Task goal
Find all the lines with "this" and gather them.

Data records
- - - -

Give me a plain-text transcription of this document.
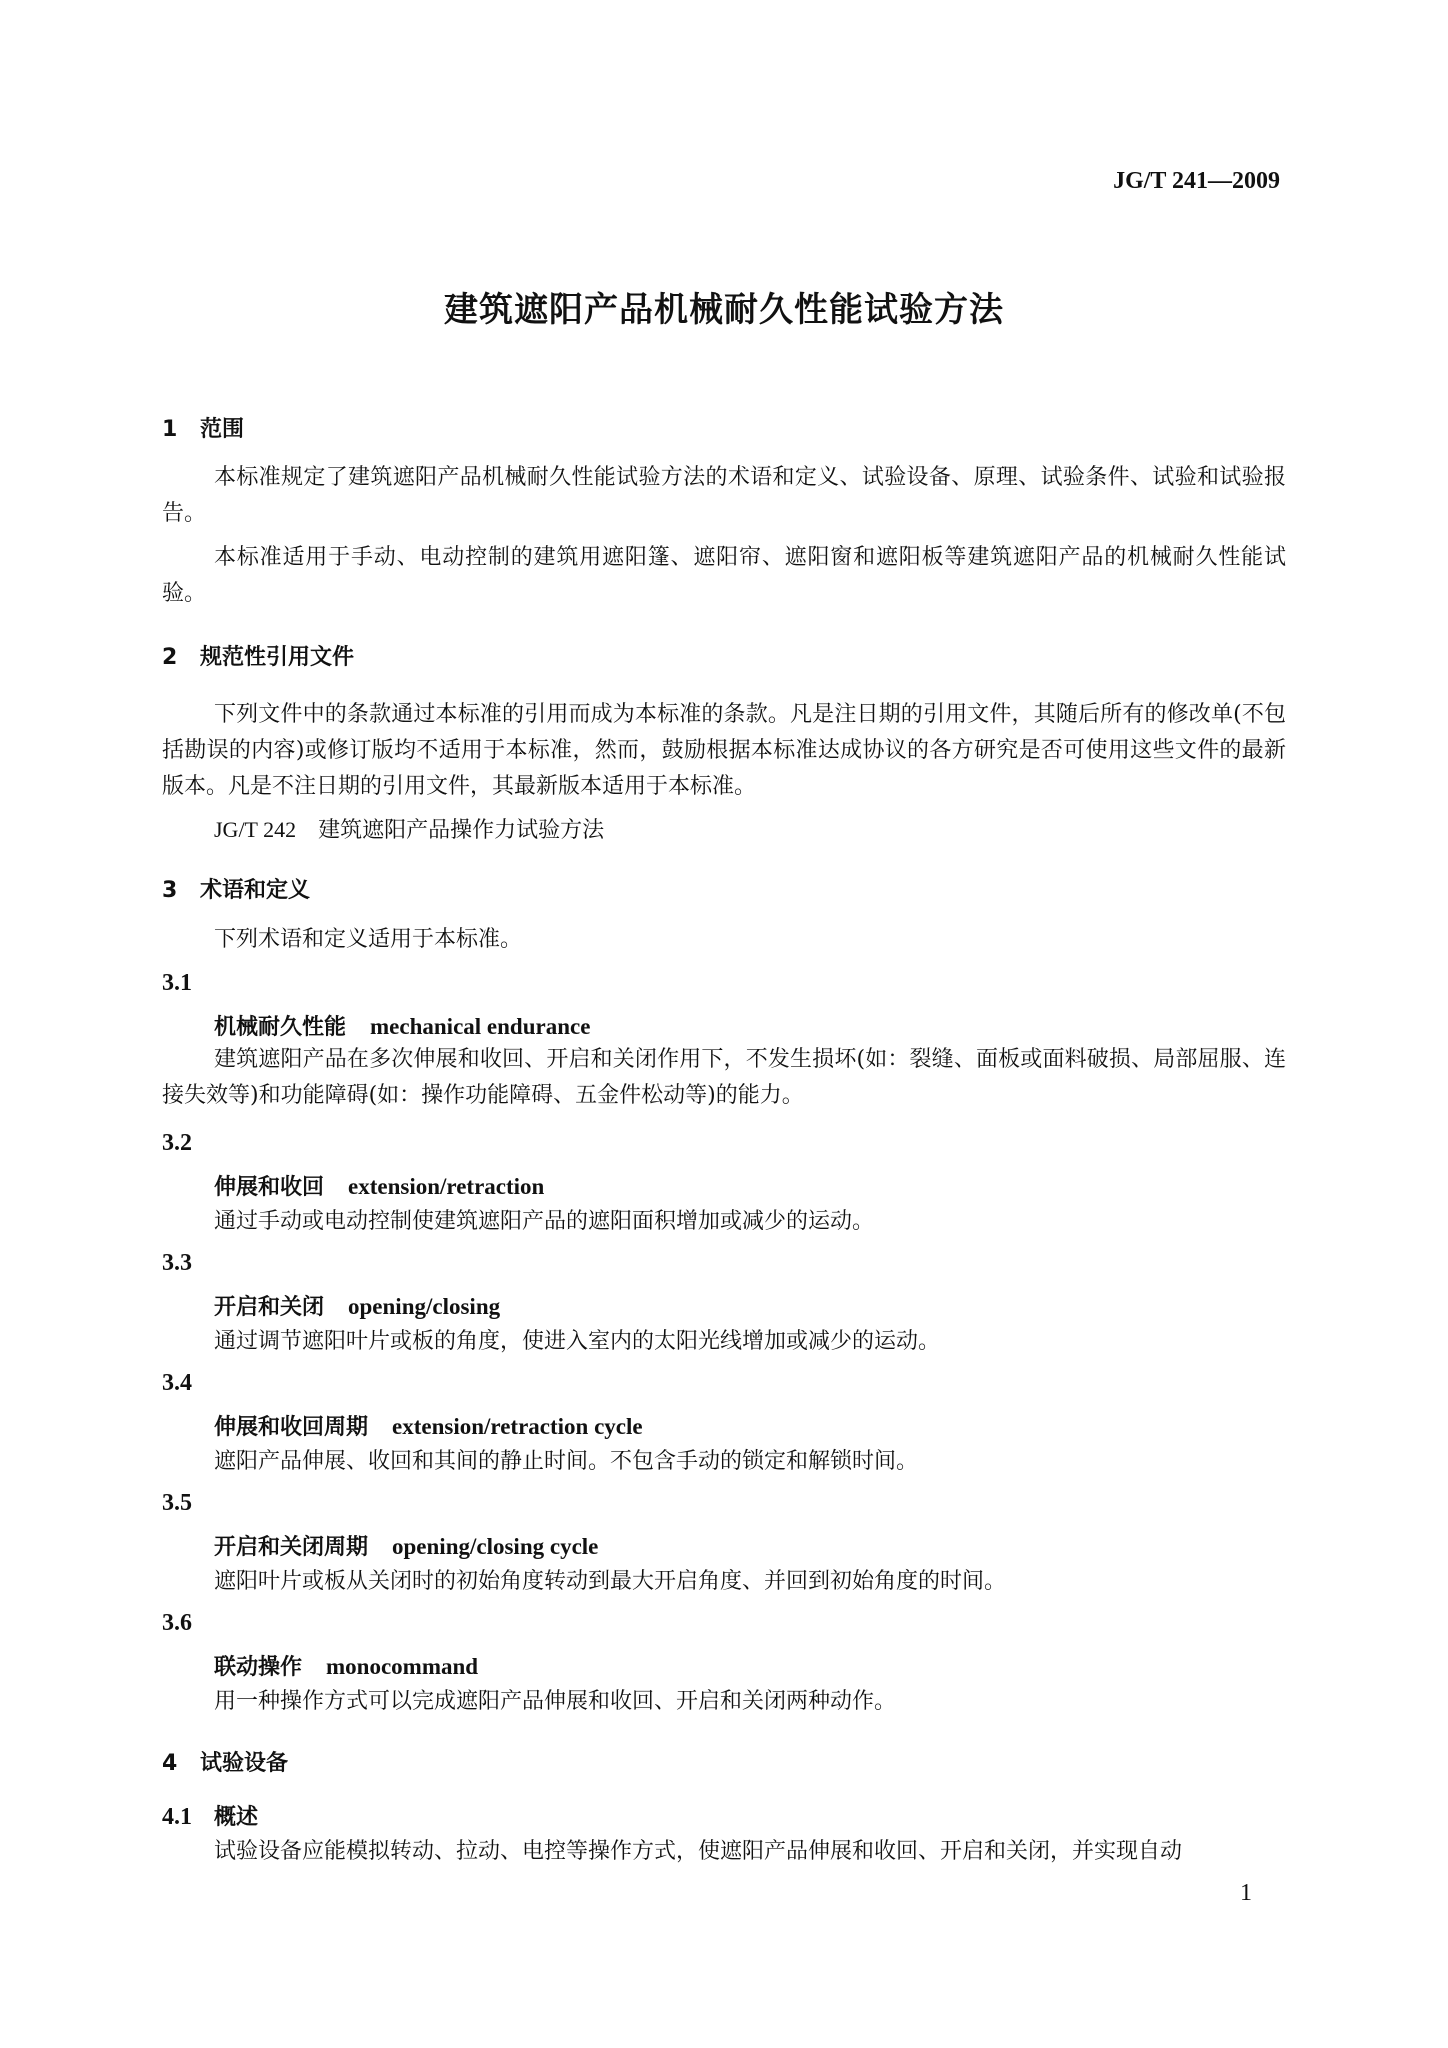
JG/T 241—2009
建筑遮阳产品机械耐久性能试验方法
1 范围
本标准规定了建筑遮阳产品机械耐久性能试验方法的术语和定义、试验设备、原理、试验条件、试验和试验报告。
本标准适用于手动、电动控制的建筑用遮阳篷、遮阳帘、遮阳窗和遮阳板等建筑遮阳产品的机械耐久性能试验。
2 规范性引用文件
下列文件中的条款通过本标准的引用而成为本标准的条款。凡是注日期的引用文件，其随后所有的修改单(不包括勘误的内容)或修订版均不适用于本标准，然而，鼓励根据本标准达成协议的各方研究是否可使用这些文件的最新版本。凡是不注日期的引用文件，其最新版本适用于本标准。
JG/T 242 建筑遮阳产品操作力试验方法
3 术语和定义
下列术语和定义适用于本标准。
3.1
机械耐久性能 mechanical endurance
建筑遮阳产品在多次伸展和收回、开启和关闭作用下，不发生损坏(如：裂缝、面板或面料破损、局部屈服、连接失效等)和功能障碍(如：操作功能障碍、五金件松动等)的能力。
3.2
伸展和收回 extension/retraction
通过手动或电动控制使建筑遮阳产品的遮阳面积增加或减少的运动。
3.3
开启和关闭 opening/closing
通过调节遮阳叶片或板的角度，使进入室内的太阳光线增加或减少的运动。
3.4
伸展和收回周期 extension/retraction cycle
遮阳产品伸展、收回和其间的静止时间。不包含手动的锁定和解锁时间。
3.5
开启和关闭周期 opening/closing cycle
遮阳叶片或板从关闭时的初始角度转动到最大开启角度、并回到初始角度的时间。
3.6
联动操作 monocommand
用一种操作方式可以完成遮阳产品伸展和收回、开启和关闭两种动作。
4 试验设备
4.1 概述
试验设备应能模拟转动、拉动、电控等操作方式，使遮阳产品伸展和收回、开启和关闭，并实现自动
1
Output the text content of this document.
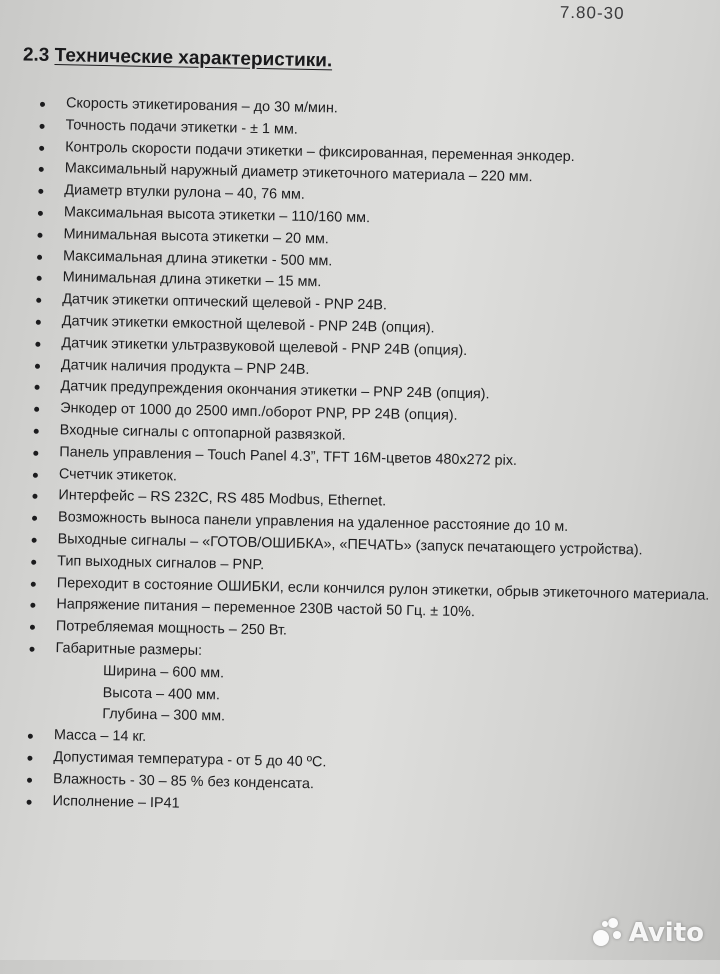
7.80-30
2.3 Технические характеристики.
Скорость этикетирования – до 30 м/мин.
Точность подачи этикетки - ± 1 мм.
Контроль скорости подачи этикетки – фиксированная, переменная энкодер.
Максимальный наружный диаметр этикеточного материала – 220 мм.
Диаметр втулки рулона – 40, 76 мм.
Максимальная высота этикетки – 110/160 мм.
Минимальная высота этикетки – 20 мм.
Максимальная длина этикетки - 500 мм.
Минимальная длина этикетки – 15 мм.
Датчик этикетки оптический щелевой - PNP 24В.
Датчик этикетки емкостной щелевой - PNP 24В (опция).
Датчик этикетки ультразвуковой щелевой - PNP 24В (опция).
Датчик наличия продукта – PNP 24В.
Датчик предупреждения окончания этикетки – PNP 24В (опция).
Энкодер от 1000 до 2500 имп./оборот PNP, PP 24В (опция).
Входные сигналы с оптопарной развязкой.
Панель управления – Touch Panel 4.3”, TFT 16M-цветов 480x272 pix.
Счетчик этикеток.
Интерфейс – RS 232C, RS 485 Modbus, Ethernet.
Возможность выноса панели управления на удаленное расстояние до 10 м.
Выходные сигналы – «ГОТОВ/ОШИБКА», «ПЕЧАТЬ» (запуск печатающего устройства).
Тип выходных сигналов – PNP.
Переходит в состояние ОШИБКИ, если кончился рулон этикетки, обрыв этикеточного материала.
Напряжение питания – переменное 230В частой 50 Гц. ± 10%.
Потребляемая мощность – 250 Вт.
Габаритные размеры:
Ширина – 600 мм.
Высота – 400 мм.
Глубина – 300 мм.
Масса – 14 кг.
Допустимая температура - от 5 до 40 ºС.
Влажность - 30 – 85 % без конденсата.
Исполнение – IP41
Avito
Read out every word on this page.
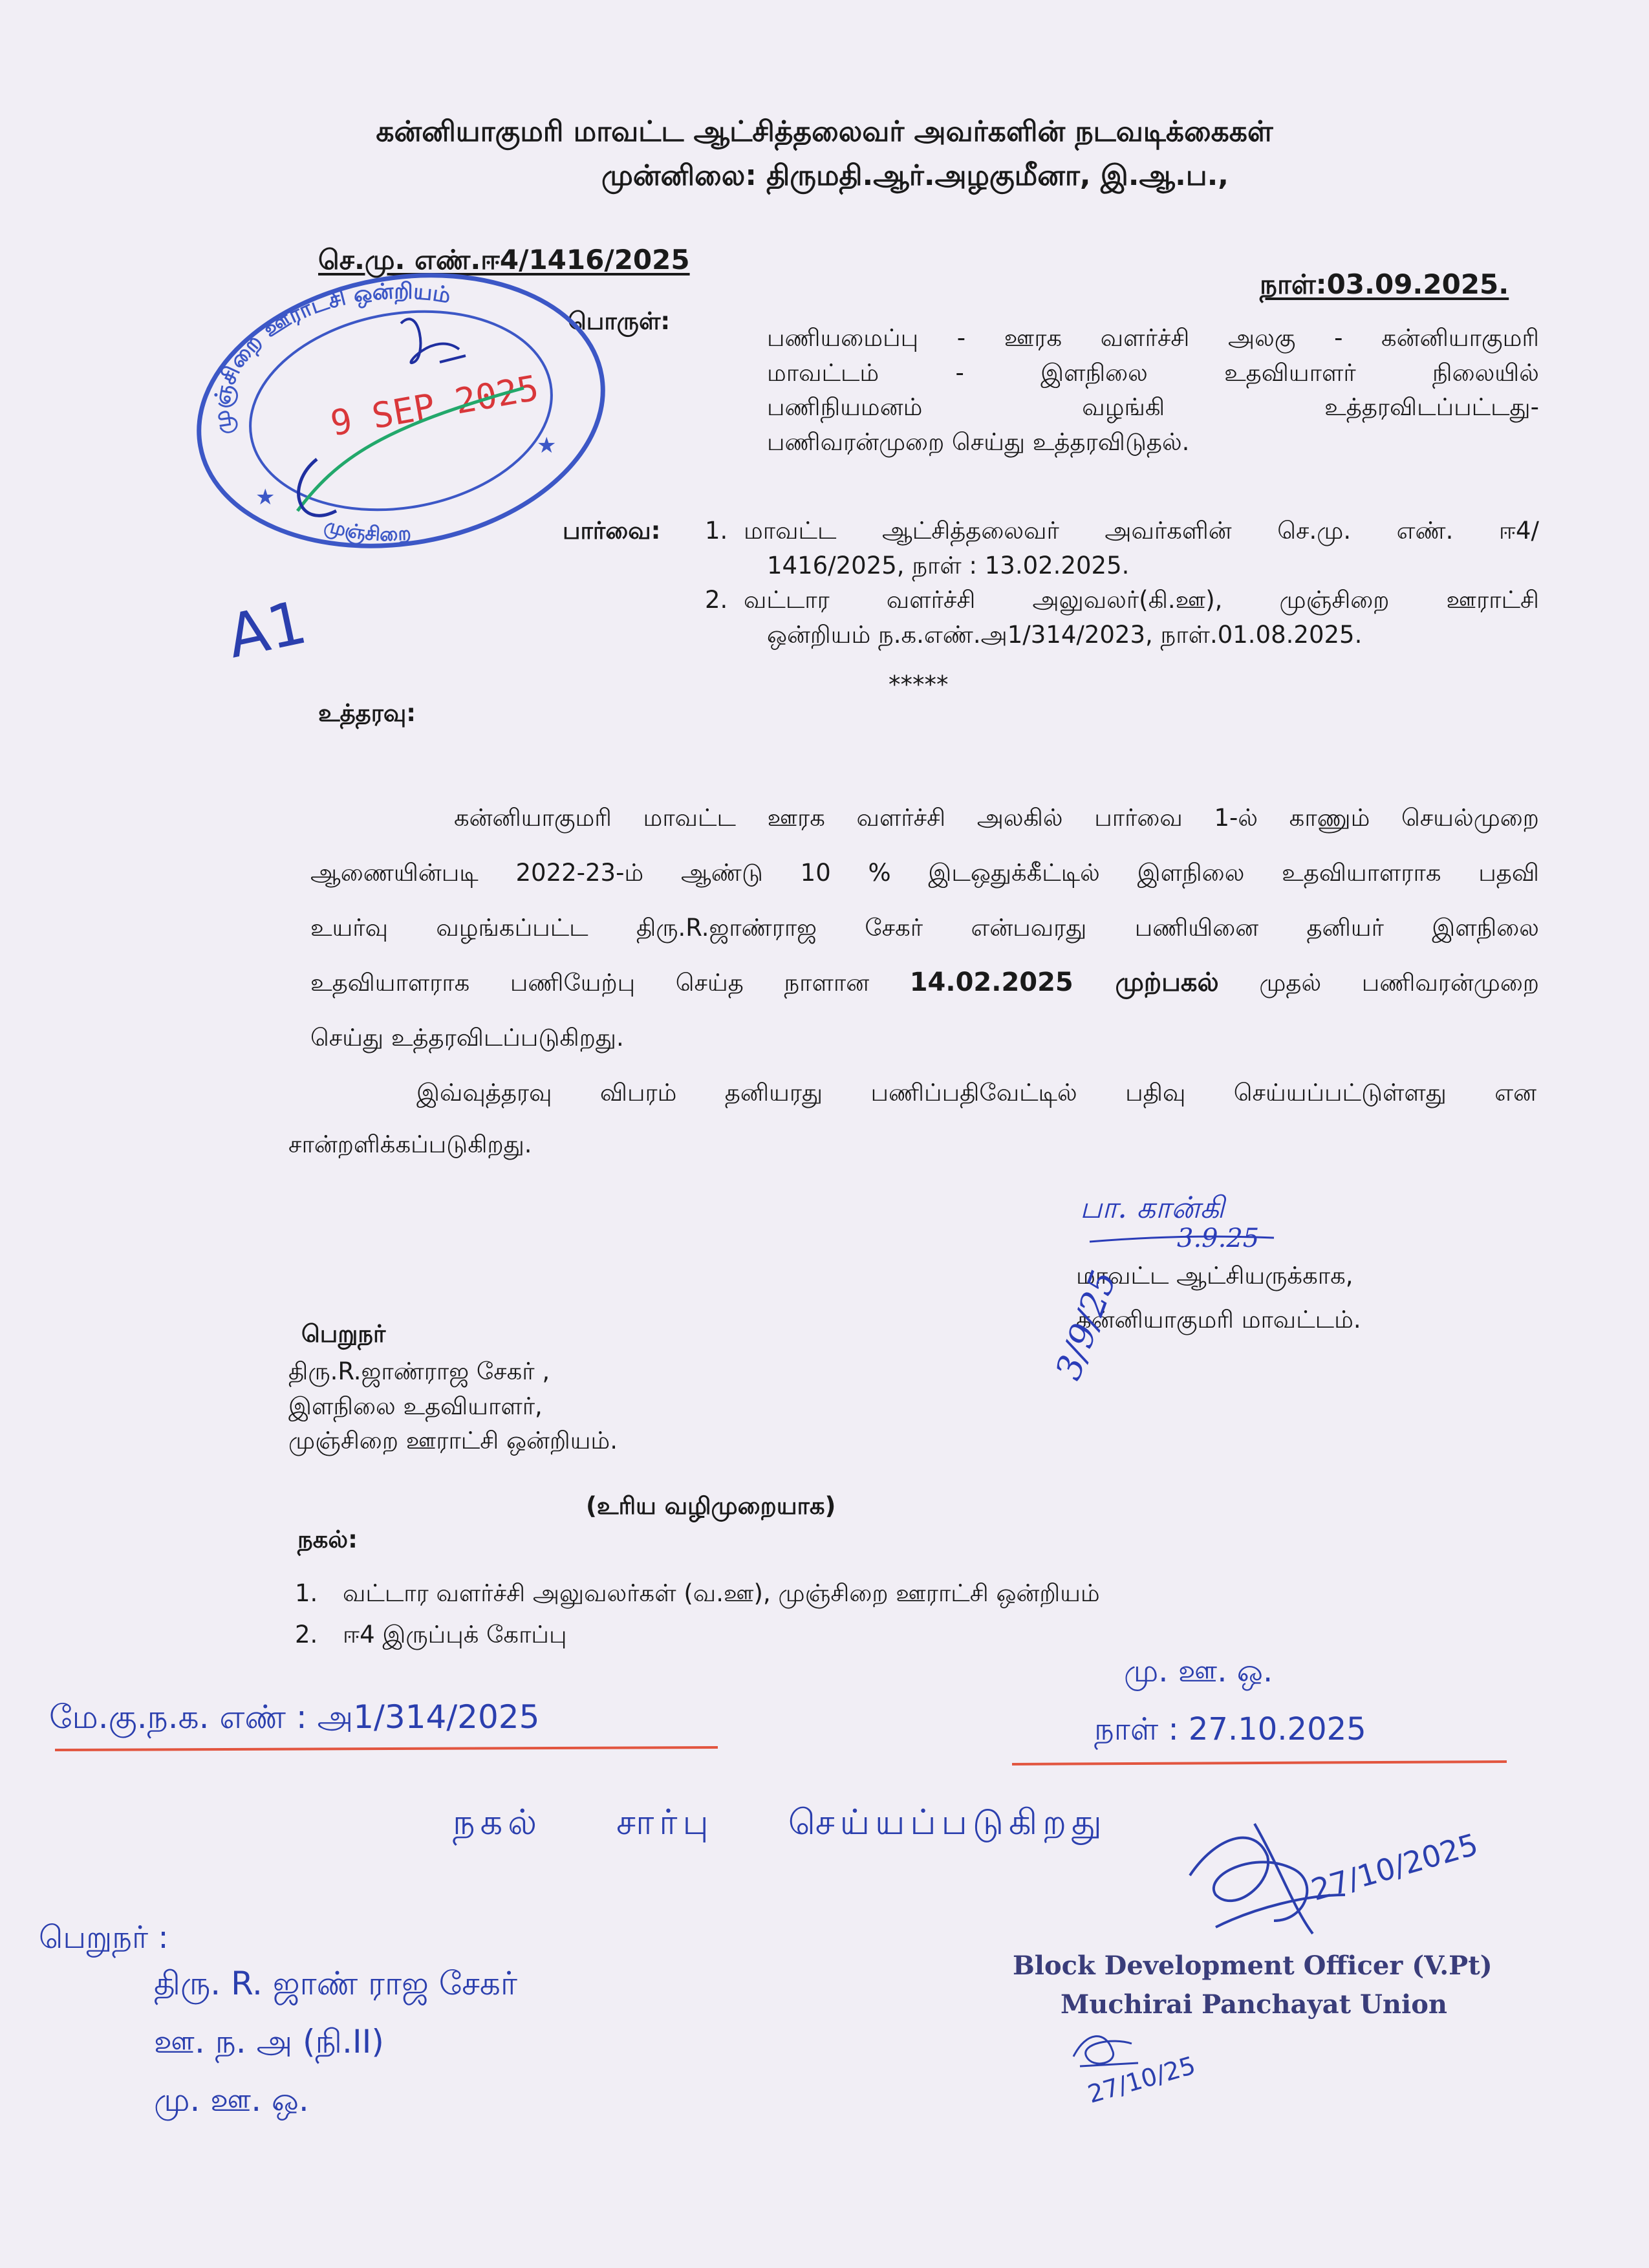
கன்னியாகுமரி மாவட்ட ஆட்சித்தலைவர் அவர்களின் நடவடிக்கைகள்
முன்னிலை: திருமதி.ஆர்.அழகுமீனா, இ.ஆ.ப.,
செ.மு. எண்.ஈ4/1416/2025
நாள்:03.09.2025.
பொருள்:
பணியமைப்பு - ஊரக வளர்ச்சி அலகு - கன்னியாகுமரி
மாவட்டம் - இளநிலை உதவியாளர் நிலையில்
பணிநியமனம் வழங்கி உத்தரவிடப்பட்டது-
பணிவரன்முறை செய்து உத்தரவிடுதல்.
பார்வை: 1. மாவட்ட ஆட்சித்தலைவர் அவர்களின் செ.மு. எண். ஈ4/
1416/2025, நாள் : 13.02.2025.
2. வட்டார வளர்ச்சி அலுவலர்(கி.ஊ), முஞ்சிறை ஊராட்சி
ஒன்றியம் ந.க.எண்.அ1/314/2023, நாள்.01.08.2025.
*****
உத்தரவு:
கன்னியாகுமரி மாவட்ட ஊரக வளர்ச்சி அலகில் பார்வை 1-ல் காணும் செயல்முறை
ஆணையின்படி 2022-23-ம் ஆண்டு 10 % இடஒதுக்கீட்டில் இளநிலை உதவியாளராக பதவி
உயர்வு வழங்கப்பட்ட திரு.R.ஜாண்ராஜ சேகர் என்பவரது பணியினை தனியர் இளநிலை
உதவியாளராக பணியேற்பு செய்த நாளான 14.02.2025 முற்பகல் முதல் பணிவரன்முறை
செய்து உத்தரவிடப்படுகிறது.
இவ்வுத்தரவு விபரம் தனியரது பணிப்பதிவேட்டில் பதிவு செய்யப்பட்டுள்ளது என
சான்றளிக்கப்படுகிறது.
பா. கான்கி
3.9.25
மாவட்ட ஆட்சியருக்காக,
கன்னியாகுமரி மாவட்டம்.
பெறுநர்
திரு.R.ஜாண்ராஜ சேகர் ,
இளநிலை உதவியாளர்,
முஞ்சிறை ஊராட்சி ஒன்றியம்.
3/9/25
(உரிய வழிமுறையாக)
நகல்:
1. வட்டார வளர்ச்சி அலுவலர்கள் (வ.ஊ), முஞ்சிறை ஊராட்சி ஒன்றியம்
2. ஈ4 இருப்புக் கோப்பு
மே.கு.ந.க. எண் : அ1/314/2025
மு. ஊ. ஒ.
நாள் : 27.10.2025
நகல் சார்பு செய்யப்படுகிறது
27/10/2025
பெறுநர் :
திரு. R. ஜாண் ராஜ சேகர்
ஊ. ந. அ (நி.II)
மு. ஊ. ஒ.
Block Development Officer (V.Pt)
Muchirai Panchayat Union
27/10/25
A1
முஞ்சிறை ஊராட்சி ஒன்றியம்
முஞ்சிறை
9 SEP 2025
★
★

- - - -

Exercise result
Give me a plain-text transcription of this document.
Output the text content of this document.
Read out every word on this page.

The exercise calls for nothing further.